> _Objective_:
Repeat all of the records verbatim.

> _Dataset rows_:

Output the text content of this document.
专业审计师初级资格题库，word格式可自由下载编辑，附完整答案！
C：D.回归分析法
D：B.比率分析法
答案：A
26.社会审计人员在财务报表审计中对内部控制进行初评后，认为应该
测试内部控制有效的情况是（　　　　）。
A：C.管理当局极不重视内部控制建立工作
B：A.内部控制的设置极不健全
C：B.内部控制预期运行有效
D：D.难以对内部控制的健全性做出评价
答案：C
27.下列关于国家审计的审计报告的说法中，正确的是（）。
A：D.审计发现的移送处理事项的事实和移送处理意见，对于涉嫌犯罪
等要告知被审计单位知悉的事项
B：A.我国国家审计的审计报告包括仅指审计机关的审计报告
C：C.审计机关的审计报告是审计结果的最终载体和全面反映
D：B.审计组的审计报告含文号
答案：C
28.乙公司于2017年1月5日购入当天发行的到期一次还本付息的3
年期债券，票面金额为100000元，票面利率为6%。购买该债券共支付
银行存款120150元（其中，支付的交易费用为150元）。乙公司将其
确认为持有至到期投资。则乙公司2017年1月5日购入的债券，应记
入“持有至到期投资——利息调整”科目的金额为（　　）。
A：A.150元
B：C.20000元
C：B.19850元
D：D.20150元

> _Response for this exercise_:
Output the text content of this document.
专业审计师初级资格题库，word格式可自由下载编辑，附完整答案！
C：D.回归分析法
D：B.比率分析法
答案：A
26.社会审计人员在财务报表审计中对内部控制进行初评后，认为应该
测试内部控制有效的情况是（　　　　）。
A：C.管理当局极不重视内部控制建立工作
B：A.内部控制的设置极不健全
C：B.内部控制预期运行有效
D：D.难以对内部控制的健全性做出评价
答案：C
27.下列关于国家审计的审计报告的说法中，正确的是（）。
A：D.审计发现的移送处理事项的事实和移送处理意见，对于涉嫌犯罪
等要告知被审计单位知悉的事项
B：A.我国国家审计的审计报告包括仅指审计机关的审计报告
C：C.审计机关的审计报告是审计结果的最终载体和全面反映
D：B.审计组的审计报告含文号
答案：C
28.乙公司于2017年1月5日购入当天发行的到期一次还本付息的3
年期债券，票面金额为100000元，票面利率为6%。购买该债券共支付
银行存款120150元（其中，支付的交易费用为150元）。乙公司将其
确认为持有至到期投资。则乙公司2017年1月5日购入的债券，应记
入“持有至到期投资——利息调整”科目的金额为（　　）。
A：A.150元
B：C.20000元
C：B.19850元
D：D.20150元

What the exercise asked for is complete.